Exercise objective:
In the listing that follows, count every line with the word "시정알림" in it and write only the total.

Source data:

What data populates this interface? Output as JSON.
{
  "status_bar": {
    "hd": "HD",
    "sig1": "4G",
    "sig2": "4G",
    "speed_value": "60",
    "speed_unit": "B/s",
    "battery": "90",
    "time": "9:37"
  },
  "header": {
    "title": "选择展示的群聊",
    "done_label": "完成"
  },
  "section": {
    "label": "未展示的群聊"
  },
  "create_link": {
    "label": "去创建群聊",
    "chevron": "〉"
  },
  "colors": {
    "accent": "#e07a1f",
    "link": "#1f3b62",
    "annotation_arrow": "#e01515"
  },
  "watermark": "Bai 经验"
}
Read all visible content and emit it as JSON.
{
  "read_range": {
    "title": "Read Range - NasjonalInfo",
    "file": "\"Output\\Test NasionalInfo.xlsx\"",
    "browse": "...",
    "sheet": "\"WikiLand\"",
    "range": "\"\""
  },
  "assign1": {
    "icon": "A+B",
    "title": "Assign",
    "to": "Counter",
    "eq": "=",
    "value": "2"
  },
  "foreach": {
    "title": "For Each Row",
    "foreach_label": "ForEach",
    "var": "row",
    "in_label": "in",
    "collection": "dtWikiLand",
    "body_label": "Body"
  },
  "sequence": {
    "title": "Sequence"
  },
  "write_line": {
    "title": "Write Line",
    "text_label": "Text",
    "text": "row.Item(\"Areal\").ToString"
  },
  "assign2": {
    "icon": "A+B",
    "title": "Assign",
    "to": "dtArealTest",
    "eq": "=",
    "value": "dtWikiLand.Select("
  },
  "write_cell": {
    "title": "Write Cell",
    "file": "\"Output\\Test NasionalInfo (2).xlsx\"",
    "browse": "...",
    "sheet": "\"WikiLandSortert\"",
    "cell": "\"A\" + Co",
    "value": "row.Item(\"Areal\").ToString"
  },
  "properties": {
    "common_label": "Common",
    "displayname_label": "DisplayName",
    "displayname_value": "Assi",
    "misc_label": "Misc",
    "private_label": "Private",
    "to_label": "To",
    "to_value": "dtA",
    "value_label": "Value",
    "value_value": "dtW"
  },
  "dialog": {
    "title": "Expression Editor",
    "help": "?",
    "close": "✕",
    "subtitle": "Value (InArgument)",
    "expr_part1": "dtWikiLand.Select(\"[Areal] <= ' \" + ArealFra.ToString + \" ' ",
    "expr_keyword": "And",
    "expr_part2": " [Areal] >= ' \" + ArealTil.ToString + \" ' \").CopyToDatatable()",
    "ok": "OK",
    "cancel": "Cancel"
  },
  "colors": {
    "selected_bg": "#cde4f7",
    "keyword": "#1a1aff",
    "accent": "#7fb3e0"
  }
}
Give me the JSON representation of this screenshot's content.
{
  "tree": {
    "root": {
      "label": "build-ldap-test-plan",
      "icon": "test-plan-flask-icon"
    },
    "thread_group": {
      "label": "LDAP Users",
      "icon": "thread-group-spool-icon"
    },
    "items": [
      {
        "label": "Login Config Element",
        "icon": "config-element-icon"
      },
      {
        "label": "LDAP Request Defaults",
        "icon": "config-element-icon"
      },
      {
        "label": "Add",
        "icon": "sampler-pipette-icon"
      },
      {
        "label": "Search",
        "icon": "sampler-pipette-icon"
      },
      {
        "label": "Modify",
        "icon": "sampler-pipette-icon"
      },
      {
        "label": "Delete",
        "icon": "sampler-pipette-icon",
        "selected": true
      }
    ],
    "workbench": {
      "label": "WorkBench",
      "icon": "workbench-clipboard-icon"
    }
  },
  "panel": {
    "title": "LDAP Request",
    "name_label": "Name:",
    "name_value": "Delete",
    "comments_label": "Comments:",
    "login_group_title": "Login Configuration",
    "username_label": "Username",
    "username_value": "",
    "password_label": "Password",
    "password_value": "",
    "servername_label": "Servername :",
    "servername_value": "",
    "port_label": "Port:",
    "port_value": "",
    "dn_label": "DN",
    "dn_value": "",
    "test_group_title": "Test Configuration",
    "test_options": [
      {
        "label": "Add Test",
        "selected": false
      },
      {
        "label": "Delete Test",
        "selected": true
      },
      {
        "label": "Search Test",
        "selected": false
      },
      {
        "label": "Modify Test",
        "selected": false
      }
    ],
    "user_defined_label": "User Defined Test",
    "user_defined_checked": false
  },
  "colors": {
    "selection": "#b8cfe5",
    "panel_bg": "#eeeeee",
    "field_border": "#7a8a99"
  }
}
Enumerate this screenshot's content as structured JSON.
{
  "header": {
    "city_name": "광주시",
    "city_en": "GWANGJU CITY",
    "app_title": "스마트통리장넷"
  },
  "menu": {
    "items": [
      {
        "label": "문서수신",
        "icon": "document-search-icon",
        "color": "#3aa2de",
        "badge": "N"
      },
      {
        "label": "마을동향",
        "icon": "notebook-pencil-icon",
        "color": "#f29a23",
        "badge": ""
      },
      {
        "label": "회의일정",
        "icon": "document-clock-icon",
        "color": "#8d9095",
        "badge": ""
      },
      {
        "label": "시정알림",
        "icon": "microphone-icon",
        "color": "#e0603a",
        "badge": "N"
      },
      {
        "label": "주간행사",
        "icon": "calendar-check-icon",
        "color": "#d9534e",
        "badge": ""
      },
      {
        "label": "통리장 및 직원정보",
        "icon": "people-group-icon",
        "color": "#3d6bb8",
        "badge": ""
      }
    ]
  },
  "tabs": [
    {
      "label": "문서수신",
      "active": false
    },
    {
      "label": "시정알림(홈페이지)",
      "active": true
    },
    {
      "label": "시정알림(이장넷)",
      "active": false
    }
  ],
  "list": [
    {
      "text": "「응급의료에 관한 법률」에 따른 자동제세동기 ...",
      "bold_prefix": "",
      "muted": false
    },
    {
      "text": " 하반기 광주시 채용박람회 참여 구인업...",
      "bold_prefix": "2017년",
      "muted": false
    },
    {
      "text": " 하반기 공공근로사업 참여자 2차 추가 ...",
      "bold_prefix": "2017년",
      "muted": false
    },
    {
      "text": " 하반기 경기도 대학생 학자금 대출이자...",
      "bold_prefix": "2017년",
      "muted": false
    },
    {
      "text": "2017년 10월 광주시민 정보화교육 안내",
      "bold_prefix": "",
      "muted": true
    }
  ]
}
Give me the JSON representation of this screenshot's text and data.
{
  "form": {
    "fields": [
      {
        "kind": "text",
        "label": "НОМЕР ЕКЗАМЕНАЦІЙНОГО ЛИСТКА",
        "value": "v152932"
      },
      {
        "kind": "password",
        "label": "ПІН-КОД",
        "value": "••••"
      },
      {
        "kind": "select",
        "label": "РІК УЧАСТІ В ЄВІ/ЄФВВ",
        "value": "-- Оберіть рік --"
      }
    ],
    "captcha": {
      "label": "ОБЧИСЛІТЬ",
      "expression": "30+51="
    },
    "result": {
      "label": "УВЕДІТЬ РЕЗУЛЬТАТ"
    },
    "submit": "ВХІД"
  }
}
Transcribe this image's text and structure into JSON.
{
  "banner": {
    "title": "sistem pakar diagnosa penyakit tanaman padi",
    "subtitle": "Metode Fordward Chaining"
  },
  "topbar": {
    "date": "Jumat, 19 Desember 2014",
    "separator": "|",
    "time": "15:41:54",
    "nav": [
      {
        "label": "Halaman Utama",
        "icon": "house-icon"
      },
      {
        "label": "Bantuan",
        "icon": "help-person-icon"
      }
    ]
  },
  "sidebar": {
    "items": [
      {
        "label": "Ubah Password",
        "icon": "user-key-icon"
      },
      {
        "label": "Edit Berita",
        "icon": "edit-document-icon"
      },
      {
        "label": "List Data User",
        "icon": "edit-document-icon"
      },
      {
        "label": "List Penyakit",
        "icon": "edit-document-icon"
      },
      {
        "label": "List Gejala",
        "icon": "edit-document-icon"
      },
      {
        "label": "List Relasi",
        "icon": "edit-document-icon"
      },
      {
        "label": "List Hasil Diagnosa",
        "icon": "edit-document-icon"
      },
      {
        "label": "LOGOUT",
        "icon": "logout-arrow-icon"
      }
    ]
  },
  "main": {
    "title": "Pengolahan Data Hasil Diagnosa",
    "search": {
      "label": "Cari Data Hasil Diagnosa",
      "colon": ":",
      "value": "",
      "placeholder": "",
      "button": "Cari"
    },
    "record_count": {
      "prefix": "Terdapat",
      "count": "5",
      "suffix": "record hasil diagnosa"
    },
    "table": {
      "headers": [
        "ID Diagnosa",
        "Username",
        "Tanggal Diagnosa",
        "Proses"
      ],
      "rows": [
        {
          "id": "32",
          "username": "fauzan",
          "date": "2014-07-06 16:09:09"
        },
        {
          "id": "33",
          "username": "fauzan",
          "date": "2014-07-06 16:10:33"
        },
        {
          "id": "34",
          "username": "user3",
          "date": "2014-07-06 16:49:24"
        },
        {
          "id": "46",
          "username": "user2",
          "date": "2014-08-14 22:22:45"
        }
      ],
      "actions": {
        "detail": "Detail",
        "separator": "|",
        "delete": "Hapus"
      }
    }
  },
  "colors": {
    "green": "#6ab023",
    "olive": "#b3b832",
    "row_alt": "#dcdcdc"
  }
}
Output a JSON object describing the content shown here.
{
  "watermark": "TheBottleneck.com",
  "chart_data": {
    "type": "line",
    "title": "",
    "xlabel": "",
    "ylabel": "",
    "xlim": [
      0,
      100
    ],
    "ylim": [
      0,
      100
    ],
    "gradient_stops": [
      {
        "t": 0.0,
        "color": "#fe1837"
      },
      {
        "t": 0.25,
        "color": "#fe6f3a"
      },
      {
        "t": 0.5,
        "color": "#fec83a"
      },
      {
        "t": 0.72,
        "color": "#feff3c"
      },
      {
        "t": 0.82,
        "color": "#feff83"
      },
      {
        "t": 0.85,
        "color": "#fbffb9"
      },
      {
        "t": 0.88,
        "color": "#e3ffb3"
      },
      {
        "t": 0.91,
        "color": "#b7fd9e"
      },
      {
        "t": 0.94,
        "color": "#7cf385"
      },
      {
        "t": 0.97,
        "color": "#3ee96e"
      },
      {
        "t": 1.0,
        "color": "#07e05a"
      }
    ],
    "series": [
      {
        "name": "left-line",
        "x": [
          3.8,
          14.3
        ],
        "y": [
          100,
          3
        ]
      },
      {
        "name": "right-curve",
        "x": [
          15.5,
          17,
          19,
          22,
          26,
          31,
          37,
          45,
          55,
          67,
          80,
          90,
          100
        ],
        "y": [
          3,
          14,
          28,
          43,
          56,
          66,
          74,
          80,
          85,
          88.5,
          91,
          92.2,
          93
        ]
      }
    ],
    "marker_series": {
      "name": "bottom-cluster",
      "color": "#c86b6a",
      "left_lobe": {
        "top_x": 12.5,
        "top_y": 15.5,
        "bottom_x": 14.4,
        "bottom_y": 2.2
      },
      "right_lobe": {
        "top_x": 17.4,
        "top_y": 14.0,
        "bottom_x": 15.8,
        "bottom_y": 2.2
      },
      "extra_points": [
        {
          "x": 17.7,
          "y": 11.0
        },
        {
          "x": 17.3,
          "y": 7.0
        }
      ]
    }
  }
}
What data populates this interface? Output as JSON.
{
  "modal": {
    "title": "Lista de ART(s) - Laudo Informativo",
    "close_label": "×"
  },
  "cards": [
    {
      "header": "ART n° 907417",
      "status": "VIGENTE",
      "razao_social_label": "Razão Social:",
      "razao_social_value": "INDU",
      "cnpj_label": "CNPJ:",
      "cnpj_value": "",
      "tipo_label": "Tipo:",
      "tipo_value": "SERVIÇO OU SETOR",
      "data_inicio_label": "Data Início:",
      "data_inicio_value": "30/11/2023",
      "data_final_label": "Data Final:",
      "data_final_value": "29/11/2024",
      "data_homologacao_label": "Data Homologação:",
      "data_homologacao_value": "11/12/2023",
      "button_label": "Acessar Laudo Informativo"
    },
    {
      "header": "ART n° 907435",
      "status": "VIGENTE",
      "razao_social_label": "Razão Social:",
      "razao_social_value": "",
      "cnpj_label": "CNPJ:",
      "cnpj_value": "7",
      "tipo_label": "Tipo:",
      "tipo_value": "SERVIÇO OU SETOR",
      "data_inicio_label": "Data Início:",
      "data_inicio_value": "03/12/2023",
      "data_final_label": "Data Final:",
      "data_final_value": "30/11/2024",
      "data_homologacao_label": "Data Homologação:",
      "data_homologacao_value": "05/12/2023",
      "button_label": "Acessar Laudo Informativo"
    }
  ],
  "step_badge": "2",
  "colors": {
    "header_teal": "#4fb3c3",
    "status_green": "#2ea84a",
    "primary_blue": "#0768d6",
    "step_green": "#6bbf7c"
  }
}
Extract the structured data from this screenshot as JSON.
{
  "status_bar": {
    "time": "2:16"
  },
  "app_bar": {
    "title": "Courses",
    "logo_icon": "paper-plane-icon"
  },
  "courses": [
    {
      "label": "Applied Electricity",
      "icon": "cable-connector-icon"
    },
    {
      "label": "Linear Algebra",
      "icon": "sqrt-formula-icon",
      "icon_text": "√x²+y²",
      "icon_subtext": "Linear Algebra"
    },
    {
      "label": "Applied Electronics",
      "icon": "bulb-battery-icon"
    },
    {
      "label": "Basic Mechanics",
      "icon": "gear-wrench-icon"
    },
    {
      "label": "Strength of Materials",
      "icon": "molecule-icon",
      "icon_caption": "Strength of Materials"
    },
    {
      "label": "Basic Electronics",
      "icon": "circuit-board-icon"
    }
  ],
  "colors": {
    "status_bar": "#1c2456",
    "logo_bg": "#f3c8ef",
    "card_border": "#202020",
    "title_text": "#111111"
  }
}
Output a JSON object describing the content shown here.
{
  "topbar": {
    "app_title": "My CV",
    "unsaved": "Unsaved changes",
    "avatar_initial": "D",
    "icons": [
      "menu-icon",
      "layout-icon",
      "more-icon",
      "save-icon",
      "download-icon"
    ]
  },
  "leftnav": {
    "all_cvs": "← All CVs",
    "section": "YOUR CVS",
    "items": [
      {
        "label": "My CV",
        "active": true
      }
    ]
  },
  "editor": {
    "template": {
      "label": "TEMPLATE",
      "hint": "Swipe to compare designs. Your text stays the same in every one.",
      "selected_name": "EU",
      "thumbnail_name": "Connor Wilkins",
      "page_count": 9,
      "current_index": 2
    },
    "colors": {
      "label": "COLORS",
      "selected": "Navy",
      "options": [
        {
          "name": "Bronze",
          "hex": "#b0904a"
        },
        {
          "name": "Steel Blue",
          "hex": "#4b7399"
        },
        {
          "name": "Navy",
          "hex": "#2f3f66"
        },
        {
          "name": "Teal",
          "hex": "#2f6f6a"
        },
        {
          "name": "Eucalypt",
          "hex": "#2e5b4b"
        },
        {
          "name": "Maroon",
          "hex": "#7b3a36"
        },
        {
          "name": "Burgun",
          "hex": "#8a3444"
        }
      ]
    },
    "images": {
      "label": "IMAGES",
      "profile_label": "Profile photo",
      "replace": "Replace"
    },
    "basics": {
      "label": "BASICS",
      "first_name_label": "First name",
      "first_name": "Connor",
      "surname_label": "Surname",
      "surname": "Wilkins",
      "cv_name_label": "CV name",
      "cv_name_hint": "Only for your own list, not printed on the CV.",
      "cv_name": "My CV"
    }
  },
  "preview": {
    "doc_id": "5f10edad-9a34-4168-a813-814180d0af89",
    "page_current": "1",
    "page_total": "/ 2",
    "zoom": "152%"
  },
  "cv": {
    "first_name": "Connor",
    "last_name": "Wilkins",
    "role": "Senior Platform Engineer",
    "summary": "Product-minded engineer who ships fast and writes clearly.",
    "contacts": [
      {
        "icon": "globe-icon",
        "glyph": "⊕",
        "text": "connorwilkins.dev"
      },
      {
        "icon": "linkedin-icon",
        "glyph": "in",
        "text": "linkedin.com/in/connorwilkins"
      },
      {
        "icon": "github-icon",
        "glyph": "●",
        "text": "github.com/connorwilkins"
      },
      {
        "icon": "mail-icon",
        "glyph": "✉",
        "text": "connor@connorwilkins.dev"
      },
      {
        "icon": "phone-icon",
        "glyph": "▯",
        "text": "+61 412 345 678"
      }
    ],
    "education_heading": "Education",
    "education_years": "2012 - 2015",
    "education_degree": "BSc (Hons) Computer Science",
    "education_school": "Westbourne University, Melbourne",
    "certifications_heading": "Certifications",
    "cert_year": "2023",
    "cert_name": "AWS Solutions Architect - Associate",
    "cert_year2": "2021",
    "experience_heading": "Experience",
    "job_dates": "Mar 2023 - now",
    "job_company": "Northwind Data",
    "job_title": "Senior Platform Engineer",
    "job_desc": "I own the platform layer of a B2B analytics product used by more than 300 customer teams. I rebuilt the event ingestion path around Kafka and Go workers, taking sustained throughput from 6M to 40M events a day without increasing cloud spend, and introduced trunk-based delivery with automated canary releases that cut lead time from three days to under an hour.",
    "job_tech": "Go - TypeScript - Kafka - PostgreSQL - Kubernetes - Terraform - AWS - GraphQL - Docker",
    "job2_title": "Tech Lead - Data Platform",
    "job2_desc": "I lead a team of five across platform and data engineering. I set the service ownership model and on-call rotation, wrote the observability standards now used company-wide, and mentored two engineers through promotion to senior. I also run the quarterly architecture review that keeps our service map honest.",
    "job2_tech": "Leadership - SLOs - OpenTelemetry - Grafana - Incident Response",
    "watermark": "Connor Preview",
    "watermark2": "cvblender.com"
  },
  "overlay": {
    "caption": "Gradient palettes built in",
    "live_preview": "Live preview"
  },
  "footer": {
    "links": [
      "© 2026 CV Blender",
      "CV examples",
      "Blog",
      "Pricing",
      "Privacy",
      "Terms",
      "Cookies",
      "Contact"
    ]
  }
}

Response:
3